Material supplied ->
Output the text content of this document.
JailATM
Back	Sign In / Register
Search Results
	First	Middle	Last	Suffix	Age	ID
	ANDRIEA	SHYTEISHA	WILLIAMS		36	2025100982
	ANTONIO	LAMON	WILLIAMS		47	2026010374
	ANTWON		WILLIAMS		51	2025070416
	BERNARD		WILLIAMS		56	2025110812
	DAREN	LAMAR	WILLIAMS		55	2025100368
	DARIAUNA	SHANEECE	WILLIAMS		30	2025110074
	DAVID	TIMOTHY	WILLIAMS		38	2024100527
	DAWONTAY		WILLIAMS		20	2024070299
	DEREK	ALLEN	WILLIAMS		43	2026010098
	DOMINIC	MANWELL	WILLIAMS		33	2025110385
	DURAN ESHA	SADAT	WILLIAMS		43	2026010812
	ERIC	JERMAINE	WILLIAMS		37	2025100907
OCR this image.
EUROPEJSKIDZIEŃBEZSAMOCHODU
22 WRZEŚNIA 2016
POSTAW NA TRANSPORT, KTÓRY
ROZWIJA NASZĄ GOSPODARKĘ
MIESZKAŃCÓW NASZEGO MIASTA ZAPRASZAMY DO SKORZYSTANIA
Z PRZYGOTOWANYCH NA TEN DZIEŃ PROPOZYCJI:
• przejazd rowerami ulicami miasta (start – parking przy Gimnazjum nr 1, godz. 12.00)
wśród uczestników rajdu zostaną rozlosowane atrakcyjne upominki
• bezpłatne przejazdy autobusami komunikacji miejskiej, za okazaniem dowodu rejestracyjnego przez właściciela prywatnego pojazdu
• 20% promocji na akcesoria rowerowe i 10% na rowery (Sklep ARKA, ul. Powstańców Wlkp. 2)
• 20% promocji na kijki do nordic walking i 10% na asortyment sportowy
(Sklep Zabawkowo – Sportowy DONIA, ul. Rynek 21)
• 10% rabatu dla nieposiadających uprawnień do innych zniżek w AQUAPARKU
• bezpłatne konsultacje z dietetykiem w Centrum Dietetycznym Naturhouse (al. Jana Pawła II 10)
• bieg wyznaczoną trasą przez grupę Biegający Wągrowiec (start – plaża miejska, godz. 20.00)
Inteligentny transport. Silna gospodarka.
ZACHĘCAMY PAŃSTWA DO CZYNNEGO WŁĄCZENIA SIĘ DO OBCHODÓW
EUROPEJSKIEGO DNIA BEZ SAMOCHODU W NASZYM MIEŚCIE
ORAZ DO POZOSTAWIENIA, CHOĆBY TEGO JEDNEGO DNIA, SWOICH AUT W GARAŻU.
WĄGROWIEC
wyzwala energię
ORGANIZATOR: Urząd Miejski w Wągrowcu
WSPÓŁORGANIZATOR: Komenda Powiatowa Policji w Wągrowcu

Problem details ->
Everything in the listing above should be restated exactly.

Full response ->
Output the text content of this document.
JailATM
Back	Sign In / Register
Search Results
	First	Middle	Last	Suffix	Age	ID
	ANDRIEA	SHYTEISHA	WILLIAMS		36	2025100982
	ANTONIO	LAMON	WILLIAMS		47	2026010374
	ANTWON		WILLIAMS		51	2025070416
	BERNARD		WILLIAMS		56	2025110812
	DAREN	LAMAR	WILLIAMS		55	2025100368
	DARIAUNA	SHANEECE	WILLIAMS		30	2025110074
	DAVID	TIMOTHY	WILLIAMS		38	2024100527
	DAWONTAY		WILLIAMS		20	2024070299
	DEREK	ALLEN	WILLIAMS		43	2026010098
	DOMINIC	MANWELL	WILLIAMS		33	2025110385
	DURAN ESHA	SADAT	WILLIAMS		43	2026010812
	ERIC	JERMAINE	WILLIAMS		37	2025100907
OCR this image.
EUROPEJSKIDZIEŃBEZSAMOCHODU
22 WRZEŚNIA 2016
POSTAW NA TRANSPORT, KTÓRY
ROZWIJA NASZĄ GOSPODARKĘ
MIESZKAŃCÓW NASZEGO MIASTA ZAPRASZAMY DO SKORZYSTANIA
Z PRZYGOTOWANYCH NA TEN DZIEŃ PROPOZYCJI:
• przejazd rowerami ulicami miasta (start – parking przy Gimnazjum nr 1, godz. 12.00)
wśród uczestników rajdu zostaną rozlosowane atrakcyjne upominki
• bezpłatne przejazdy autobusami komunikacji miejskiej, za okazaniem dowodu rejestracyjnego przez właściciela prywatnego pojazdu
• 20% promocji na akcesoria rowerowe i 10% na rowery (Sklep ARKA, ul. Powstańców Wlkp. 2)
• 20% promocji na kijki do nordic walking i 10% na asortyment sportowy
(Sklep Zabawkowo – Sportowy DONIA, ul. Rynek 21)
• 10% rabatu dla nieposiadających uprawnień do innych zniżek w AQUAPARKU
• bezpłatne konsultacje z dietetykiem w Centrum Dietetycznym Naturhouse (al. Jana Pawła II 10)
• bieg wyznaczoną trasą przez grupę Biegający Wągrowiec (start – plaża miejska, godz. 20.00)
Inteligentny transport. Silna gospodarka.
ZACHĘCAMY PAŃSTWA DO CZYNNEGO WŁĄCZENIA SIĘ DO OBCHODÓW
EUROPEJSKIEGO DNIA BEZ SAMOCHODU W NASZYM MIEŚCIE
ORAZ DO POZOSTAWIENIA, CHOĆBY TEGO JEDNEGO DNIA, SWOICH AUT W GARAŻU.
WĄGROWIEC
wyzwala energię
ORGANIZATOR: Urząd Miejski w Wągrowcu
WSPÓŁORGANIZATOR: Komenda Powiatowa Policji w Wągrowcu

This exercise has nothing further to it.